── Data section ──

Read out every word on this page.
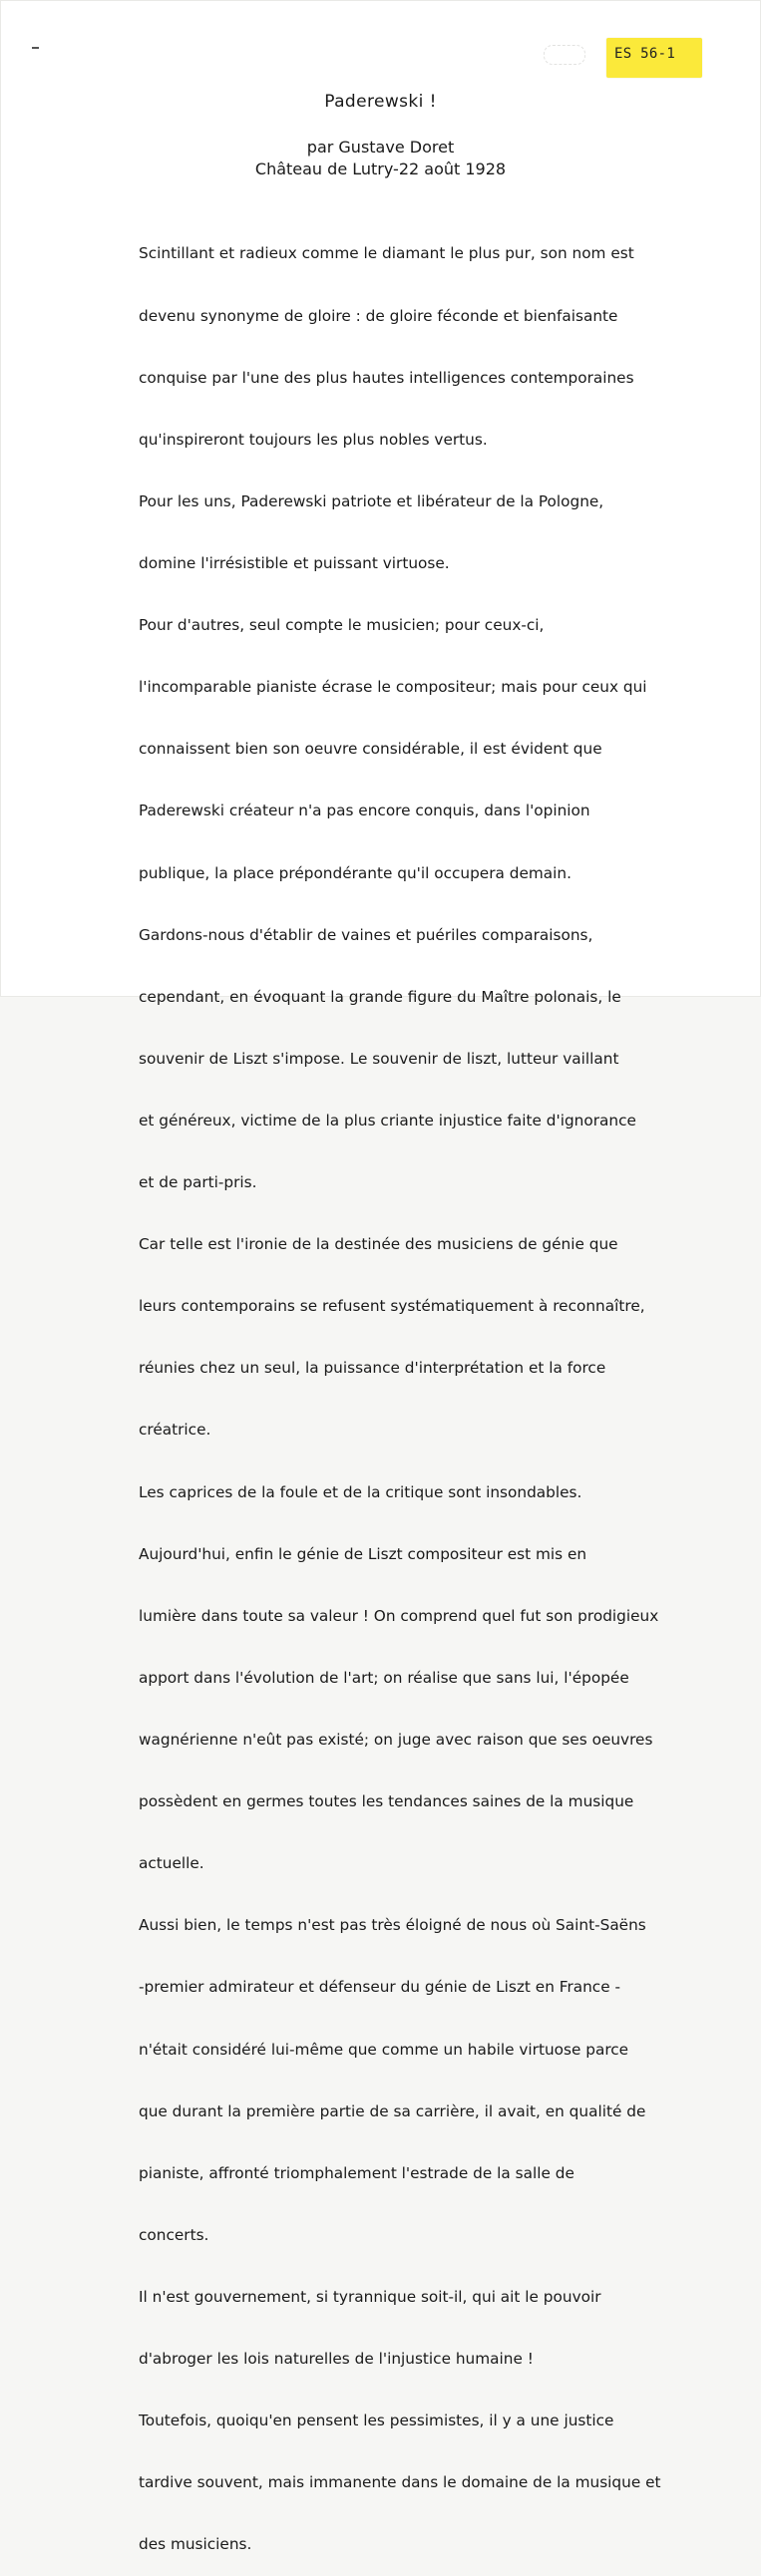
ES 56-1
Paderewski !
par Gustave Doret
Château de Lutry-22 août 1928

Scintillant et radieux comme le diamant le plus pur, son nom est

devenu synonyme de gloire : de gloire féconde et bienfaisante

conquise par l'une des plus hautes intelligences contemporaines

qu'inspireront toujours les plus nobles vertus.

Pour les uns, Paderewski patriote et libérateur de la Pologne,

domine l'irrésistible et puissant virtuose.

Pour d'autres, seul compte le musicien; pour ceux-ci,

l'incomparable pianiste écrase le compositeur; mais pour ceux qui

connaissent bien son oeuvre considérable, il est évident que

Paderewski créateur n'a pas encore conquis, dans l'opinion

publique, la place prépondérante qu'il occupera demain.

Gardons-nous d'établir de vaines et puériles comparaisons,

cependant, en évoquant la grande figure du Maître polonais, le

souvenir de Liszt s'impose. Le souvenir de liszt, lutteur vaillant

et généreux, victime de la plus criante injustice faite d'ignorance

et de parti-pris.

Car telle est l'ironie de la destinée des musiciens de génie que

leurs contemporains se refusent systématiquement à reconnaître,

réunies chez un seul, la puissance d'interprétation et la force

créatrice.

Les caprices de la foule et de la critique sont insondables.

Aujourd'hui, enfin le génie de Liszt compositeur est mis en

lumière dans toute sa valeur ! On comprend quel fut son prodigieux

apport dans l'évolution de l'art; on réalise que sans lui, l'épopée

wagnérienne n'eût pas existé; on juge avec raison que ses oeuvres

possèdent en germes toutes les tendances saines de la musique

actuelle.

Aussi bien, le temps n'est pas très éloigné de nous où Saint-Saëns

-premier admirateur et défenseur du génie de Liszt en France -

n'était considéré lui-même que comme un habile virtuose parce

que durant la première partie de sa carrière, il avait, en qualité de

pianiste, affronté triomphalement l'estrade de la salle de

concerts.

Il n'est gouvernement, si tyrannique soit-il, qui ait le pouvoir

d'abroger les lois naturelles de l'injustice humaine !

Toutefois, quoiqu'en pensent les pessimistes, il y a une justice

tardive souvent, mais immanente dans le domaine de la musique et

des musiciens.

───

> Exercise directions
Repeat the entries exactly and keep the pictures out of the copy.

> Reply to the exercise
Read out every word on this page.
ES 56-1
Paderewski !
par Gustave Doret
Château de Lutry-22 août 1928

Scintillant et radieux comme le diamant le plus pur, son nom est

devenu synonyme de gloire : de gloire féconde et bienfaisante

conquise par l'une des plus hautes intelligences contemporaines

qu'inspireront toujours les plus nobles vertus.

Pour les uns, Paderewski patriote et libérateur de la Pologne,

domine l'irrésistible et puissant virtuose.

Pour d'autres, seul compte le musicien; pour ceux-ci,

l'incomparable pianiste écrase le compositeur; mais pour ceux qui

connaissent bien son oeuvre considérable, il est évident que

Paderewski créateur n'a pas encore conquis, dans l'opinion

publique, la place prépondérante qu'il occupera demain.

Gardons-nous d'établir de vaines et puériles comparaisons,

cependant, en évoquant la grande figure du Maître polonais, le

souvenir de Liszt s'impose. Le souvenir de liszt, lutteur vaillant

et généreux, victime de la plus criante injustice faite d'ignorance

et de parti-pris.

Car telle est l'ironie de la destinée des musiciens de génie que

leurs contemporains se refusent systématiquement à reconnaître,

réunies chez un seul, la puissance d'interprétation et la force

créatrice.

Les caprices de la foule et de la critique sont insondables.

Aujourd'hui, enfin le génie de Liszt compositeur est mis en

lumière dans toute sa valeur ! On comprend quel fut son prodigieux

apport dans l'évolution de l'art; on réalise que sans lui, l'épopée

wagnérienne n'eût pas existé; on juge avec raison que ses oeuvres

possèdent en germes toutes les tendances saines de la musique

actuelle.

Aussi bien, le temps n'est pas très éloigné de nous où Saint-Saëns

-premier admirateur et défenseur du génie de Liszt en France -

n'était considéré lui-même que comme un habile virtuose parce

que durant la première partie de sa carrière, il avait, en qualité de

pianiste, affronté triomphalement l'estrade de la salle de

concerts.

Il n'est gouvernement, si tyrannique soit-il, qui ait le pouvoir

d'abroger les lois naturelles de l'injustice humaine !

Toutefois, quoiqu'en pensent les pessimistes, il y a une justice

tardive souvent, mais immanente dans le domaine de la musique et

des musiciens.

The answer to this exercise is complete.